■ The data
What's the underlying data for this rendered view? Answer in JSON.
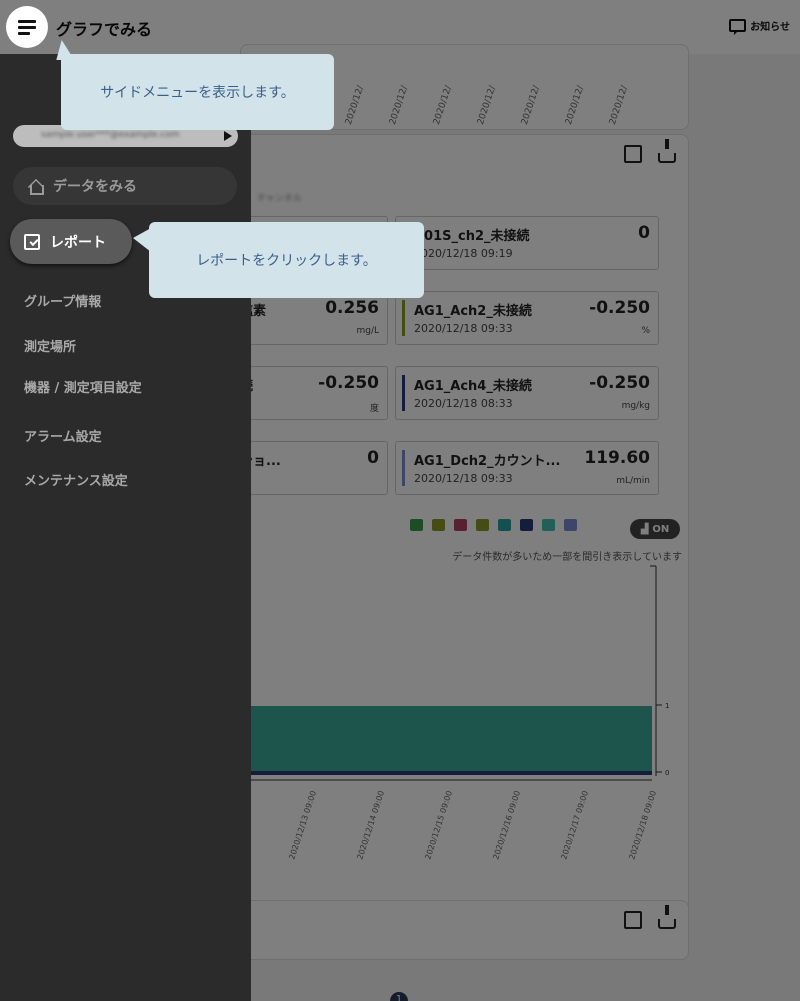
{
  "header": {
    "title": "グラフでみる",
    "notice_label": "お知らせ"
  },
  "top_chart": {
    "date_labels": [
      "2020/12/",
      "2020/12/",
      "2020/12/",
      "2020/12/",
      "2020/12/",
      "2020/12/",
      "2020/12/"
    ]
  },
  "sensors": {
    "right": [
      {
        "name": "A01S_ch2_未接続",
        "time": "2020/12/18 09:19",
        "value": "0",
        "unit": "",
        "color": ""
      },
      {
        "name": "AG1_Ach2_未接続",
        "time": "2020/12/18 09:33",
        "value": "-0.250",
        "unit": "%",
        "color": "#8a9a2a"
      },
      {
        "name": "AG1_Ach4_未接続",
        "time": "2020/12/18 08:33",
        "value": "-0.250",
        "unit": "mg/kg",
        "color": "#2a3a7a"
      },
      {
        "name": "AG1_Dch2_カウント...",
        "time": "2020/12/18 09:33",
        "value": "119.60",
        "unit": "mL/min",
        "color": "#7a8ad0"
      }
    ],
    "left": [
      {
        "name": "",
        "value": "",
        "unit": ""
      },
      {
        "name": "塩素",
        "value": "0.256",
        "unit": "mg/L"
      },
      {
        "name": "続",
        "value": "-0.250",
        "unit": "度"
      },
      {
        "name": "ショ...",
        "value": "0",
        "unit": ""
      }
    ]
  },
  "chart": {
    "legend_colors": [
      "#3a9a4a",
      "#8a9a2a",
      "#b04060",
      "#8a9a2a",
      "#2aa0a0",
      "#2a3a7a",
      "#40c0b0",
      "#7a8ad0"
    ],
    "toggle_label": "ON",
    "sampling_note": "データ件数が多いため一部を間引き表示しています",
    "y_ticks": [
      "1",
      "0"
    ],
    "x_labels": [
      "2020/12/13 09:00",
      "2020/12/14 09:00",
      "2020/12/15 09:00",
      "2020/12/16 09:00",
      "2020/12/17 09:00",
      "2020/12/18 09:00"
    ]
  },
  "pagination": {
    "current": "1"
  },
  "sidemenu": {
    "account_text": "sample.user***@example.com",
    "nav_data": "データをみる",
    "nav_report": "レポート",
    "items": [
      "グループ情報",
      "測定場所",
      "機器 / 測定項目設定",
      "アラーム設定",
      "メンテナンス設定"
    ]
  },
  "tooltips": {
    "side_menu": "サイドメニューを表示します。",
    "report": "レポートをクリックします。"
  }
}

■ Exercise directions
Scan the listing above. Collect all lines with the word "name".

■ Finished task
        "name": "A01S_ch2_未接続",
        "name": "AG1_Ach2_未接続",
        "name": "AG1_Ach4_未接続",
        "name": "AG1_Dch2_カウント...",
        "name": "",
        "name": "塩素",
        "name": "続",
        "name": "ショ...",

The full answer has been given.